» **Given instruction**: Transcribe the material verbatim in full; the pictures do not belong in the copy.
Start of Listed records
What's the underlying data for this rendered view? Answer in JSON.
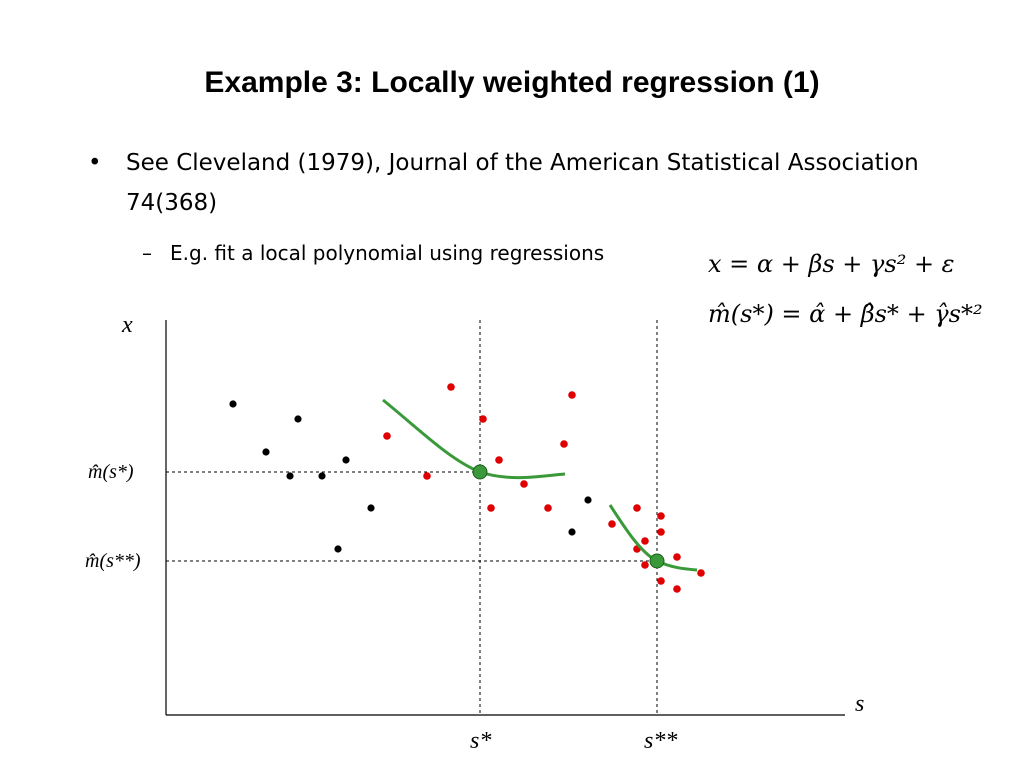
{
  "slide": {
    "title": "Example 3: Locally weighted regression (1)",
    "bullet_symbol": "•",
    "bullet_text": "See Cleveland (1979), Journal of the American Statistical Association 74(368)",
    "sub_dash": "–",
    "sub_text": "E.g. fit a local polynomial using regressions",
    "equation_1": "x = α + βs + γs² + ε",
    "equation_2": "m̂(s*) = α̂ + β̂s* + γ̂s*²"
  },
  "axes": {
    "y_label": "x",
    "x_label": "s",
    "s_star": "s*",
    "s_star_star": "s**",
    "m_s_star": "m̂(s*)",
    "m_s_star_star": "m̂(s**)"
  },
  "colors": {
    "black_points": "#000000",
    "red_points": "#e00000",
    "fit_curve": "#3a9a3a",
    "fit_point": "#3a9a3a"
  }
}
End of Listed records
» **Answer for this exercise**:
What's the underlying data for this rendered view? Answer in JSON.
{
  "slide": {
    "title": "Example 3: Locally weighted regression (1)",
    "bullet_symbol": "•",
    "bullet_text": "See Cleveland (1979), Journal of the American Statistical Association 74(368)",
    "sub_dash": "–",
    "sub_text": "E.g. fit a local polynomial using regressions",
    "equation_1": "x = α + βs + γs² + ε",
    "equation_2": "m̂(s*) = α̂ + β̂s* + γ̂s*²"
  },
  "axes": {
    "y_label": "x",
    "x_label": "s",
    "s_star": "s*",
    "s_star_star": "s**",
    "m_s_star": "m̂(s*)",
    "m_s_star_star": "m̂(s**)"
  },
  "colors": {
    "black_points": "#000000",
    "red_points": "#e00000",
    "fit_curve": "#3a9a3a",
    "fit_point": "#3a9a3a"
  }
}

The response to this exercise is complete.